(Extracted data entries)
◆ ◆ ◆ ◆
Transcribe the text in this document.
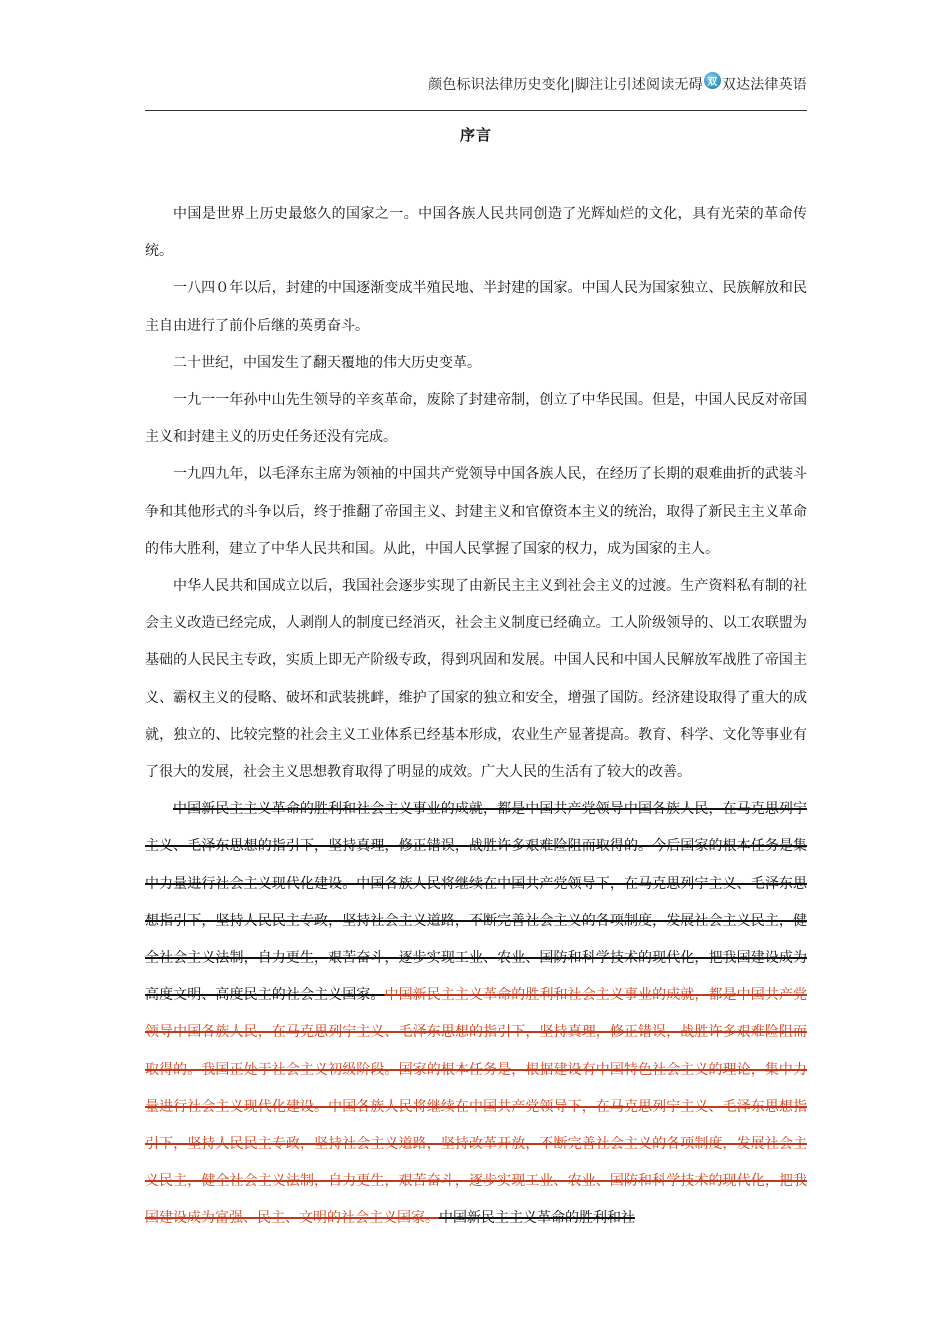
颜色标识法律历史变化|脚注让引述阅读无碍 双 双达法律英语
序言

中国是世界上历史最悠久的国家之一。中国各族人民共同创造了光辉灿烂的文化，具有光荣的革命传统。

一八四０年以后，封建的中国逐渐变成半殖民地、半封建的国家。中国人民为国家独立、民族解放和民主自由进行了前仆后继的英勇奋斗。

二十世纪，中国发生了翻天覆地的伟大历史变革。

一九一一年孙中山先生领导的辛亥革命，废除了封建帝制，创立了中华民国。但是，中国人民反对帝国主义和封建主义的历史任务还没有完成。

一九四九年，以毛泽东主席为领袖的中国共产党领导中国各族人民，在经历了长期的艰难曲折的武装斗争和其他形式的斗争以后，终于推翻了帝国主义、封建主义和官僚资本主义的统治，取得了新民主主义革命的伟大胜利，建立了中华人民共和国。从此，中国人民掌握了国家的权力，成为国家的主人。

中华人民共和国成立以后，我国社会逐步实现了由新民主主义到社会主义的过渡。生产资料私有制的社会主义改造已经完成，人剥削人的制度已经消灭，社会主义制度已经确立。工人阶级领导的、以工农联盟为基础的人民民主专政，实质上即无产阶级专政，得到巩固和发展。中国人民和中国人民解放军战胜了帝国主义、霸权主义的侵略、破坏和武装挑衅，维护了国家的独立和安全，增强了国防。经济建设取得了重大的成就，独立的、比较完整的社会主义工业体系已经基本形成，农业生产显著提高。教育、科学、文化等事业有了很大的发展，社会主义思想教育取得了明显的成效。广大人民的生活有了较大的改善。

中国新民主主义革命的胜利和社会主义事业的成就，都是中国共产党领导中国各族人民，在马克思列宁主义、毛泽东思想的指引下，坚持真理，修正错误，战胜许多艰难险阻而取得的。今后国家的根本任务是集中力量进行社会主义现代化建设。中国各族人民将继续在中国共产党领导下，在马克思列宁主义、毛泽东思想指引下，坚持人民民主专政，坚持社会主义道路，不断完善社会主义的各项制度，发展社会主义民主，健全社会主义法制，自力更生，艰苦奋斗，逐步实现工业、农业、国防和科学技术的现代化，把我国建设成为高度文明、高度民主的社会主义国家。中国新民主主义革命的胜利和社会主义事业的成就，都是中国共产党领导中国各族人民，在马克思列宁主义、毛泽东思想的指引下，坚持真理，修正错误，战胜许多艰难险阻而取得的。我国正处于社会主义初级阶段。国家的根本任务是，根据建设有中国特色社会主义的理论，集中力量进行社会主义现代化建设。中国各族人民将继续在中国共产党领导下，在马克思列宁主义、毛泽东思想指引下，坚持人民民主专政，坚持社会主义道路，坚持改革开放，不断完善社会主义的各项制度，发展社会主义民主，健全社会主义法制，自力更生，艰苦奋斗，逐步实现工业、农业、国防和科学技术的现代化，把我国建设成为富强、民主、文明的社会主义国家。中国新民主主义革命的胜利和社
◆ ◆ ◆ ◆
All of the entries need to be transcribed word for word; pictures are left out.

• **Reply to the task**
Transcribe the text in this document.
颜色标识法律历史变化|脚注让引述阅读无碍 双 双达法律英语
序言

中国是世界上历史最悠久的国家之一。中国各族人民共同创造了光辉灿烂的文化，具有光荣的革命传统。

一八四０年以后，封建的中国逐渐变成半殖民地、半封建的国家。中国人民为国家独立、民族解放和民主自由进行了前仆后继的英勇奋斗。

二十世纪，中国发生了翻天覆地的伟大历史变革。

一九一一年孙中山先生领导的辛亥革命，废除了封建帝制，创立了中华民国。但是，中国人民反对帝国主义和封建主义的历史任务还没有完成。

一九四九年，以毛泽东主席为领袖的中国共产党领导中国各族人民，在经历了长期的艰难曲折的武装斗争和其他形式的斗争以后，终于推翻了帝国主义、封建主义和官僚资本主义的统治，取得了新民主主义革命的伟大胜利，建立了中华人民共和国。从此，中国人民掌握了国家的权力，成为国家的主人。

中华人民共和国成立以后，我国社会逐步实现了由新民主主义到社会主义的过渡。生产资料私有制的社会主义改造已经完成，人剥削人的制度已经消灭，社会主义制度已经确立。工人阶级领导的、以工农联盟为基础的人民民主专政，实质上即无产阶级专政，得到巩固和发展。中国人民和中国人民解放军战胜了帝国主义、霸权主义的侵略、破坏和武装挑衅，维护了国家的独立和安全，增强了国防。经济建设取得了重大的成就，独立的、比较完整的社会主义工业体系已经基本形成，农业生产显著提高。教育、科学、文化等事业有了很大的发展，社会主义思想教育取得了明显的成效。广大人民的生活有了较大的改善。

中国新民主主义革命的胜利和社会主义事业的成就，都是中国共产党领导中国各族人民，在马克思列宁主义、毛泽东思想的指引下，坚持真理，修正错误，战胜许多艰难险阻而取得的。今后国家的根本任务是集中力量进行社会主义现代化建设。中国各族人民将继续在中国共产党领导下，在马克思列宁主义、毛泽东思想指引下，坚持人民民主专政，坚持社会主义道路，不断完善社会主义的各项制度，发展社会主义民主，健全社会主义法制，自力更生，艰苦奋斗，逐步实现工业、农业、国防和科学技术的现代化，把我国建设成为高度文明、高度民主的社会主义国家。中国新民主主义革命的胜利和社会主义事业的成就，都是中国共产党领导中国各族人民，在马克思列宁主义、毛泽东思想的指引下，坚持真理，修正错误，战胜许多艰难险阻而取得的。我国正处于社会主义初级阶段。国家的根本任务是，根据建设有中国特色社会主义的理论，集中力量进行社会主义现代化建设。中国各族人民将继续在中国共产党领导下，在马克思列宁主义、毛泽东思想指引下，坚持人民民主专政，坚持社会主义道路，坚持改革开放，不断完善社会主义的各项制度，发展社会主义民主，健全社会主义法制，自力更生，艰苦奋斗，逐步实现工业、农业、国防和科学技术的现代化，把我国建设成为富强、民主、文明的社会主义国家。中国新民主主义革命的胜利和社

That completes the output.